Problem requirements
Work out how many lines of the listing hold the string "from". Answer with that number alone.

Record extracts
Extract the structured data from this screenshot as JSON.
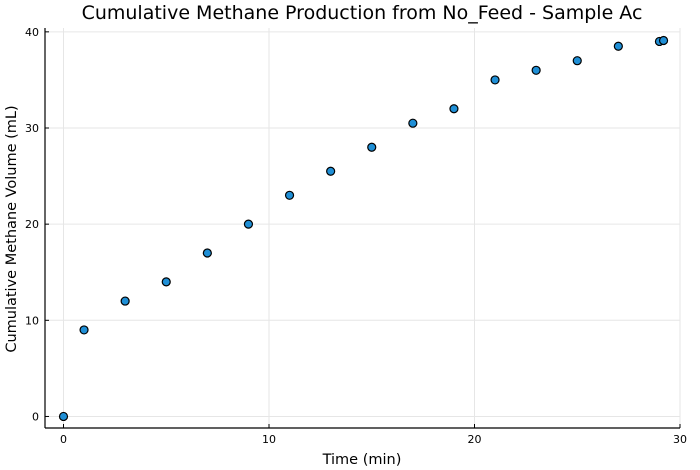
{
  "chart_data": {
    "type": "scatter",
    "title": "Cumulative Methane Production from No_Feed - Sample Ac",
    "xlabel": "Time (min)",
    "ylabel": "Cumulative Methane Volume (mL)",
    "xlim": [
      -0.9,
      30
    ],
    "ylim": [
      -1.2,
      40.4
    ],
    "xticks": [
      0,
      10,
      20,
      30
    ],
    "yticks": [
      0,
      10,
      20,
      30,
      40
    ],
    "grid": true,
    "legend": "none",
    "marker_color": "#1f8fd6",
    "series": [
      {
        "x": [
          0,
          1,
          3,
          5,
          7,
          9,
          11,
          13,
          15,
          17,
          19,
          21,
          23,
          25,
          27,
          29,
          29.2
        ],
        "y": [
          0,
          9,
          12,
          14,
          17,
          20,
          23,
          25.5,
          28,
          30.5,
          32,
          35,
          36,
          37,
          38.5,
          39,
          39.1
        ]
      }
    ]
  }
}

Correct answer
2